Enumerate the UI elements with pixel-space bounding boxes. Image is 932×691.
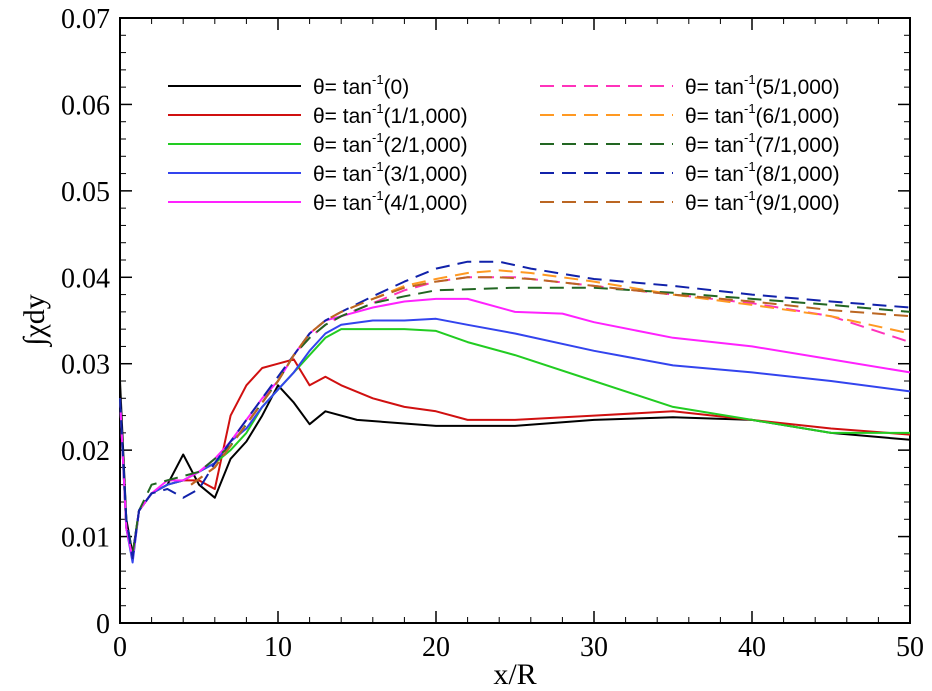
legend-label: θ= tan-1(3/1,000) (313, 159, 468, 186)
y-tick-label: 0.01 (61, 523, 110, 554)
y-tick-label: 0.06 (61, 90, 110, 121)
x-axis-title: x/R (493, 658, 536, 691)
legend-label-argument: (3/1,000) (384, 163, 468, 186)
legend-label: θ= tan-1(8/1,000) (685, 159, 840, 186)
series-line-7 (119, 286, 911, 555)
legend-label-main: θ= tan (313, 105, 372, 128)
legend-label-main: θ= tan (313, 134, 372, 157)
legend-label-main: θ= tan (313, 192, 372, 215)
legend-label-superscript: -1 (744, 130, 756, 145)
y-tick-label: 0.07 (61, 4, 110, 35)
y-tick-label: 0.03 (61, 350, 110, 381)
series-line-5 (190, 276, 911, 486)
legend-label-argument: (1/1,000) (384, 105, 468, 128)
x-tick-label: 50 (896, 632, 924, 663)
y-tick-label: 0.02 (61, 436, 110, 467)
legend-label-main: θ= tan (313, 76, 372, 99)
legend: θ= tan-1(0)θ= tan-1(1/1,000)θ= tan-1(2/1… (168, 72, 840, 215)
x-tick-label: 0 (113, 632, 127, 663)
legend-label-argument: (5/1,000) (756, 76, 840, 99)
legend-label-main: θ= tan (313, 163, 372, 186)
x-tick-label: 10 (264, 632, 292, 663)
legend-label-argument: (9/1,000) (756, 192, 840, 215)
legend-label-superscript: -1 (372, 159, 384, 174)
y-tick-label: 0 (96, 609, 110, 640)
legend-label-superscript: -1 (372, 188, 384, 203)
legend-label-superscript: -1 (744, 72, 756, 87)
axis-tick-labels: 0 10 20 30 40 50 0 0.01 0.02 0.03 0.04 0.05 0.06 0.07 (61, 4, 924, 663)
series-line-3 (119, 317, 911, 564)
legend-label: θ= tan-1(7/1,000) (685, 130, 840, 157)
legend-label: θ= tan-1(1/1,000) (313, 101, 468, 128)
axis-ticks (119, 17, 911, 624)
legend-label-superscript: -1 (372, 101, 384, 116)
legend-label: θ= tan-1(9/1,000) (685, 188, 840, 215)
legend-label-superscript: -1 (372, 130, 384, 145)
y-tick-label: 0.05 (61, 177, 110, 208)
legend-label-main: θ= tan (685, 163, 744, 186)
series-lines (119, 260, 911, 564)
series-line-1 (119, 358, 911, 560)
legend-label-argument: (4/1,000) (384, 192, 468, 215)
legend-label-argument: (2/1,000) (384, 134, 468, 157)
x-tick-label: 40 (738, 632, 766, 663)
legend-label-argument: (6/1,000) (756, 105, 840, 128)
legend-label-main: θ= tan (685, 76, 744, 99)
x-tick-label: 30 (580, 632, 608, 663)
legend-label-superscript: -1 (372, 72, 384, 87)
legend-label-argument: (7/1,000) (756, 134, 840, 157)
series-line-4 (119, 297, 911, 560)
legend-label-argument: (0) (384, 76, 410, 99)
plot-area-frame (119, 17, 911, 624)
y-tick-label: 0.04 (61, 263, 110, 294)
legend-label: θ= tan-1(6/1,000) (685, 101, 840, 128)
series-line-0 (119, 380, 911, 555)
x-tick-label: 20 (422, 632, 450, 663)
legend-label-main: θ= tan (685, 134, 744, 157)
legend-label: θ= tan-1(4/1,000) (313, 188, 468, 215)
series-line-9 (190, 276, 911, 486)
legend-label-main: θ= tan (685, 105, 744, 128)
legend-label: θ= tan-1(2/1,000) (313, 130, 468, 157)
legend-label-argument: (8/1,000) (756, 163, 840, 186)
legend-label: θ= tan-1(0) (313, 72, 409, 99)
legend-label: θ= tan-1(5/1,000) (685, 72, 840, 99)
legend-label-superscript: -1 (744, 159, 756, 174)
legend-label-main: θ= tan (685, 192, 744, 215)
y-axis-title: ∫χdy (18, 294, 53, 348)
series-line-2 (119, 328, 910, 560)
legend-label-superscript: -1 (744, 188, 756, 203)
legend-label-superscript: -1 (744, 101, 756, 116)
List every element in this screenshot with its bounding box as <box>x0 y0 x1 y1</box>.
+++
* WRITTEN REQUEST
Present each line of the data above as a Markdown table with the columns Row and Entry, numbering the rows in order. Leave out blank lines and the picture.

* REPLY
| Row | Entry |
|---|---|
| 1 | Enumerate the UI elements with pixel-space bounding boxes. Image is 932×691. |
| 2 | legend-label: θ= tan-1(3/1,000) (313, 159, 468, 186) |
| 3 | y-tick-label: 0.01 (61, 523, 110, 554) |
| 4 | y-tick-label: 0.06 (61, 90, 110, 121) |
| 5 | x-axis-title: x/R (493, 658, 536, 691) |
| 6 | legend-label-argument: (3/1,000) (384, 163, 468, 186) |
| 7 | legend-label: θ= tan-1(8/1,000) (685, 159, 840, 186) |
| 8 | series-line-7 (119, 286, 911, 555) |
| 9 | legend-label-main: θ= tan (313, 105, 372, 128) |
| 10 | legend-label-main: θ= tan (313, 134, 372, 157) |
| 11 | legend-label-main: θ= tan (313, 192, 372, 215) |
| 12 | legend-label-superscript: -1 (744, 130, 756, 145) |
| 13 | y-tick-label: 0.07 (61, 4, 110, 35) |
| 14 | y-tick-label: 0.03 (61, 350, 110, 381) |
| 15 | series-line-5 (190, 276, 911, 486) |
| 16 | legend-label-argument: (1/1,000) (384, 105, 468, 128) |
| 17 | x-tick-label: 50 (896, 632, 924, 663) |
| 18 | y-tick-label: 0.02 (61, 436, 110, 467) |
| 19 | legend-label-main: θ= tan (313, 76, 372, 99) |
| 20 | legend: θ= tan-1(0)θ= tan-1(1/1,000)θ= tan-1(2/1… (168, 72, 840, 215) |
| 21 | x-tick-label: 0 (113, 632, 127, 663) |
| 22 | legend-label-argument: (5/1,000) (756, 76, 840, 99) |
| 23 | legend-label-main: θ= tan (313, 163, 372, 186) |
| 24 | x-tick-label: 10 (264, 632, 292, 663) |
| 25 | legend-label-argument: (9/1,000) (756, 192, 840, 215) |
| 26 | legend-label-superscript: -1 (372, 159, 384, 174) |
| 27 | y-tick-label: 0 (96, 609, 110, 640) |
| 28 | legend-label-superscript: -1 (372, 188, 384, 203) |
| 29 | legend-label-superscript: -1 (744, 72, 756, 87) |
| 30 | axis-tick-labels: 0 10 20 30 40 50 0 0.01 0.02 0.03 0.04 0.05 0.06 0.07 (61, 4, 924, 663) |
| 31 | series-line-3 (119, 317, 911, 564) |
| 32 | legend-label: θ= tan-1(7/1,000) (685, 130, 840, 157) |
| 33 | legend-label: θ= tan-1(1/1,000) (313, 101, 468, 128) |
| 34 | axis-ticks (119, 17, 911, 624) |
| 35 | legend-label-superscript: -1 (372, 101, 384, 116) |
| 36 | legend-label: θ= tan-1(9/1,000) (685, 188, 840, 215) |
| 37 | legend-label-superscript: -1 (372, 130, 384, 145) |
| 38 | y-tick-label: 0.05 (61, 177, 110, 208) |
| 39 | legend-label-main: θ= tan (685, 163, 744, 186) |
| 40 | series-lines (119, 260, 911, 564) |
| 41 | series-line-1 (119, 358, 911, 560) |
| 42 | legend-label-argument: (4/1,000) (384, 192, 468, 215) |
| 43 | legend-label-argument: (2/1,000) (384, 134, 468, 157) |
| 44 | x-tick-label: 40 (738, 632, 766, 663) |
| 45 | legend-label-argument: (6/1,000) (756, 105, 840, 128) |
| 46 | legend-label-main: θ= tan (685, 76, 744, 99) |
| 47 | x-tick-label: 30 (580, 632, 608, 663) |
| 48 | legend-label-superscript: -1 (372, 72, 384, 87) |
| 49 | legend-label-argument: (7/1,000) (756, 134, 840, 157) |
| 50 | series-line-4 (119, 297, 911, 560) |
| 51 | legend-label-argument: (0) (384, 76, 410, 99) |
| 52 | plot-area-frame (119, 17, 911, 624) |
| 53 | y-tick-label: 0.04 (61, 263, 110, 294) |
| 54 | legend-label: θ= tan-1(6/1,000) (685, 101, 840, 128) |
| 55 | series-line-0 (119, 380, 911, 555) |
| 56 | x-tick-label: 20 (422, 632, 450, 663) |
| 57 | legend-label-main: θ= tan (685, 134, 744, 157) |
| 58 | legend-label: θ= tan-1(4/1,000) (313, 188, 468, 215) |
| 59 | series-line-9 (190, 276, 911, 486) |
| 60 | legend-label-main: θ= tan (685, 105, 744, 128) |
| 61 | legend-label: θ= tan-1(2/1,000) (313, 130, 468, 157) |
| 62 | legend-label-argument: (8/1,000) (756, 163, 840, 186) |
| 63 | legend-label: θ= tan-1(0) (313, 72, 409, 99) |
| 64 | legend-label: θ= tan-1(5/1,000) (685, 72, 840, 99) |
| 65 | legend-label-superscript: -1 (744, 159, 756, 174) |
| 66 | legend-label-main: θ= tan (685, 192, 744, 215) |
| 67 | y-axis-title: ∫χdy (18, 294, 53, 348) |
| 68 | series-line-2 (119, 328, 910, 560) |
| 69 | legend-label-superscript: -1 (744, 188, 756, 203) |
| 70 | legend-label-superscript: -1 (744, 101, 756, 116) |
| 71 | List every element in this screenshot with its bounding box as <box>x0 y0 x1 y1</box>. |